TASK BRIEF: From the entries that follow, copy every line with the word "antibody".

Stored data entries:
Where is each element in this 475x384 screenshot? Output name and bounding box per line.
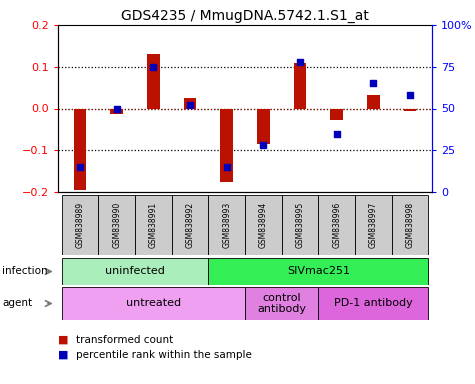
Text: ■: ■	[58, 350, 68, 360]
Point	[406, 92, 414, 98]
Text: GSM838989: GSM838989	[76, 202, 85, 248]
Text: transformed count: transformed count	[76, 335, 173, 345]
Bar	[330, 109, 343, 120]
Bar	[392, 195, 428, 255]
Text: PD-1 antibody: PD-1 antibody	[334, 298, 413, 308]
Point	[113, 106, 121, 112]
Text: SIVmac251: SIVmac251	[287, 266, 350, 276]
Bar	[171, 195, 209, 255]
Text: untreated: untreated	[126, 298, 181, 308]
Text: uninfected: uninfected	[105, 266, 165, 276]
Point	[370, 80, 377, 86]
Bar	[183, 98, 197, 109]
Bar	[98, 195, 135, 255]
Text: GSM838996: GSM838996	[332, 202, 341, 248]
Bar	[147, 54, 160, 109]
Bar	[209, 195, 245, 255]
Text: agent: agent	[2, 298, 32, 308]
Bar	[318, 195, 355, 255]
Bar	[220, 109, 233, 182]
Bar	[135, 195, 171, 255]
Bar	[294, 63, 306, 109]
Point	[223, 164, 230, 170]
Bar	[110, 109, 123, 114]
Text: GSM838993: GSM838993	[222, 202, 231, 248]
Bar	[62, 287, 245, 320]
Point	[76, 164, 84, 170]
Bar	[245, 195, 282, 255]
Text: GSM838995: GSM838995	[295, 202, 304, 248]
Point	[259, 142, 267, 148]
Text: GSM838991: GSM838991	[149, 202, 158, 248]
Bar	[209, 258, 428, 285]
Text: GSM838990: GSM838990	[112, 202, 121, 248]
Text: percentile rank within the sample: percentile rank within the sample	[76, 350, 252, 360]
Bar	[245, 287, 318, 320]
Bar	[318, 287, 428, 320]
Bar	[355, 195, 392, 255]
Point	[333, 131, 341, 137]
Bar	[257, 109, 270, 144]
Bar	[404, 109, 417, 111]
Text: ■: ■	[58, 335, 68, 345]
Bar	[62, 195, 98, 255]
Bar	[74, 109, 86, 190]
Text: GSM838998: GSM838998	[406, 202, 415, 248]
Bar	[62, 258, 209, 285]
Bar	[282, 195, 318, 255]
Point	[150, 64, 157, 70]
Point	[296, 59, 304, 65]
Text: infection: infection	[2, 266, 48, 276]
Text: GSM838994: GSM838994	[259, 202, 268, 248]
Text: GSM838992: GSM838992	[186, 202, 194, 248]
Text: control
antibody: control antibody	[257, 293, 306, 314]
Title: GDS4235 / MmugDNA.5742.1.S1_at: GDS4235 / MmugDNA.5742.1.S1_at	[121, 8, 369, 23]
Text: GSM838997: GSM838997	[369, 202, 378, 248]
Bar	[367, 95, 380, 109]
Point	[186, 102, 194, 108]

EXPECTED ANSWER:
Text: PD-1 antibody: PD-1 antibody	[334, 298, 413, 308]
antibody: control antibody	[257, 293, 306, 314]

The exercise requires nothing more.